Stored items from a collection:
━━━━━━━━━━━━━━━━

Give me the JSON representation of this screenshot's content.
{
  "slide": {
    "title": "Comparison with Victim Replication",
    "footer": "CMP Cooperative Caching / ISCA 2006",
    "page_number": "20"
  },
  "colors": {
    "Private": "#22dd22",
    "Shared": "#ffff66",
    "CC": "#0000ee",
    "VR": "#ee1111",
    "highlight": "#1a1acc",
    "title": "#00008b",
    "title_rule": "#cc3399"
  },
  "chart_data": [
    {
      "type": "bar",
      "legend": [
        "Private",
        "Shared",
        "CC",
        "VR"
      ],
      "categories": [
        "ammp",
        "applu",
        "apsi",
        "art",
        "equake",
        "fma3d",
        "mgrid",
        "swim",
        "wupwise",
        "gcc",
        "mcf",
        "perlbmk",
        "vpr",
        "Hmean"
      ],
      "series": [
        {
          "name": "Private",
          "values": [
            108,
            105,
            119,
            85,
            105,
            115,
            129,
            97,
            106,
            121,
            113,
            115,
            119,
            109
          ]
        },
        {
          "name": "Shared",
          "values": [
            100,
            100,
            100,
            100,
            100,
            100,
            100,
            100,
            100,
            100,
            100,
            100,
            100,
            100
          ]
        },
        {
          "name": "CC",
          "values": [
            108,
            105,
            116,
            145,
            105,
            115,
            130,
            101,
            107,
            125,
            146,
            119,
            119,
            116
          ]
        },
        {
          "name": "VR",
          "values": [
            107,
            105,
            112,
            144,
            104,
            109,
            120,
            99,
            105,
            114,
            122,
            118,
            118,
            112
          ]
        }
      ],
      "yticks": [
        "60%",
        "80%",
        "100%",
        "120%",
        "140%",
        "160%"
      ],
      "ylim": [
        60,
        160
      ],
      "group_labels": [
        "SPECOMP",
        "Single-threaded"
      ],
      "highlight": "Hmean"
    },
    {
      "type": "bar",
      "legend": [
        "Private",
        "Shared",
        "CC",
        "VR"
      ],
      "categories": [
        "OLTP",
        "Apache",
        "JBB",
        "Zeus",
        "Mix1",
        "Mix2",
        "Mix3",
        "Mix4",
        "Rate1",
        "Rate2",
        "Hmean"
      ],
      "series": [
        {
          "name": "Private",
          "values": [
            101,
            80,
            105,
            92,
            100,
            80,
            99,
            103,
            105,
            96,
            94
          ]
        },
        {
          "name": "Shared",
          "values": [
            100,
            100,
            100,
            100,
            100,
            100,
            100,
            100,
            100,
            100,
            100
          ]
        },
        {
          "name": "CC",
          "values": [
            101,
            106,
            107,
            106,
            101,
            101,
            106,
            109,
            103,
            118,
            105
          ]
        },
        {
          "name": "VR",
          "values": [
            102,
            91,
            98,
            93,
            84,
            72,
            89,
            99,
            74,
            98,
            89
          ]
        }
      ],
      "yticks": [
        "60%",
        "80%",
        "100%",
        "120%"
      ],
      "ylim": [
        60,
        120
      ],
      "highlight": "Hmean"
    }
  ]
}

━━━━━━━━━━━━━━━━

▶ **INSTRUCTIONS FOR THE TASK**
Repeat the records above exactly as they appear.

▶ **EXERCISE OUTPUT**
Give me the JSON representation of this screenshot's content.
{
  "slide": {
    "title": "Comparison with Victim Replication",
    "footer": "CMP Cooperative Caching / ISCA 2006",
    "page_number": "20"
  },
  "colors": {
    "Private": "#22dd22",
    "Shared": "#ffff66",
    "CC": "#0000ee",
    "VR": "#ee1111",
    "highlight": "#1a1acc",
    "title": "#00008b",
    "title_rule": "#cc3399"
  },
  "chart_data": [
    {
      "type": "bar",
      "legend": [
        "Private",
        "Shared",
        "CC",
        "VR"
      ],
      "categories": [
        "ammp",
        "applu",
        "apsi",
        "art",
        "equake",
        "fma3d",
        "mgrid",
        "swim",
        "wupwise",
        "gcc",
        "mcf",
        "perlbmk",
        "vpr",
        "Hmean"
      ],
      "series": [
        {
          "name": "Private",
          "values": [
            108,
            105,
            119,
            85,
            105,
            115,
            129,
            97,
            106,
            121,
            113,
            115,
            119,
            109
          ]
        },
        {
          "name": "Shared",
          "values": [
            100,
            100,
            100,
            100,
            100,
            100,
            100,
            100,
            100,
            100,
            100,
            100,
            100,
            100
          ]
        },
        {
          "name": "CC",
          "values": [
            108,
            105,
            116,
            145,
            105,
            115,
            130,
            101,
            107,
            125,
            146,
            119,
            119,
            116
          ]
        },
        {
          "name": "VR",
          "values": [
            107,
            105,
            112,
            144,
            104,
            109,
            120,
            99,
            105,
            114,
            122,
            118,
            118,
            112
          ]
        }
      ],
      "yticks": [
        "60%",
        "80%",
        "100%",
        "120%",
        "140%",
        "160%"
      ],
      "ylim": [
        60,
        160
      ],
      "group_labels": [
        "SPECOMP",
        "Single-threaded"
      ],
      "highlight": "Hmean"
    },
    {
      "type": "bar",
      "legend": [
        "Private",
        "Shared",
        "CC",
        "VR"
      ],
      "categories": [
        "OLTP",
        "Apache",
        "JBB",
        "Zeus",
        "Mix1",
        "Mix2",
        "Mix3",
        "Mix4",
        "Rate1",
        "Rate2",
        "Hmean"
      ],
      "series": [
        {
          "name": "Private",
          "values": [
            101,
            80,
            105,
            92,
            100,
            80,
            99,
            103,
            105,
            96,
            94
          ]
        },
        {
          "name": "Shared",
          "values": [
            100,
            100,
            100,
            100,
            100,
            100,
            100,
            100,
            100,
            100,
            100
          ]
        },
        {
          "name": "CC",
          "values": [
            101,
            106,
            107,
            106,
            101,
            101,
            106,
            109,
            103,
            118,
            105
          ]
        },
        {
          "name": "VR",
          "values": [
            102,
            91,
            98,
            93,
            84,
            72,
            89,
            99,
            74,
            98,
            89
          ]
        }
      ],
      "yticks": [
        "60%",
        "80%",
        "100%",
        "120%"
      ],
      "ylim": [
        60,
        120
      ],
      "highlight": "Hmean"
    }
  ]
}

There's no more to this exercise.